What is required:
Make an exact copy of all the records.

== Items

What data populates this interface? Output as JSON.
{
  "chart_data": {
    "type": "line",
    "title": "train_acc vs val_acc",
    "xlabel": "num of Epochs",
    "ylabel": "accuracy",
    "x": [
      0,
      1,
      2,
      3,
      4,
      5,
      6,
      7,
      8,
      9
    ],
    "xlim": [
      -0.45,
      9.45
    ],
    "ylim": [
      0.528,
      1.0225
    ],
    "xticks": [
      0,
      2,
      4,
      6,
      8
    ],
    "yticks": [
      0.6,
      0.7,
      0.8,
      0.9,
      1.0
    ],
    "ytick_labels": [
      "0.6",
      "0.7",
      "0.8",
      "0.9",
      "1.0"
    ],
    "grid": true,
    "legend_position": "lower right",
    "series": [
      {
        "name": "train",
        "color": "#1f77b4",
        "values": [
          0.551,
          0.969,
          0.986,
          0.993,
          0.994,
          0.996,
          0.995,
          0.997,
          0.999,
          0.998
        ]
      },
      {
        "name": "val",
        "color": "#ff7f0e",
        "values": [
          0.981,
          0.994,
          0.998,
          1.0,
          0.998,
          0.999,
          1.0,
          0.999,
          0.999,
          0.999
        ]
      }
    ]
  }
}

====

Task response:
What data populates this interface? Output as JSON.
{
  "chart_data": {
    "type": "line",
    "title": "train_acc vs val_acc",
    "xlabel": "num of Epochs",
    "ylabel": "accuracy",
    "x": [
      0,
      1,
      2,
      3,
      4,
      5,
      6,
      7,
      8,
      9
    ],
    "xlim": [
      -0.45,
      9.45
    ],
    "ylim": [
      0.528,
      1.0225
    ],
    "xticks": [
      0,
      2,
      4,
      6,
      8
    ],
    "yticks": [
      0.6,
      0.7,
      0.8,
      0.9,
      1.0
    ],
    "ytick_labels": [
      "0.6",
      "0.7",
      "0.8",
      "0.9",
      "1.0"
    ],
    "grid": true,
    "legend_position": "lower right",
    "series": [
      {
        "name": "train",
        "color": "#1f77b4",
        "values": [
          0.551,
          0.969,
          0.986,
          0.993,
          0.994,
          0.996,
          0.995,
          0.997,
          0.999,
          0.998
        ]
      },
      {
        "name": "val",
        "color": "#ff7f0e",
        "values": [
          0.981,
          0.994,
          0.998,
          1.0,
          0.998,
          0.999,
          1.0,
          0.999,
          0.999,
          0.999
        ]
      }
    ]
  }
}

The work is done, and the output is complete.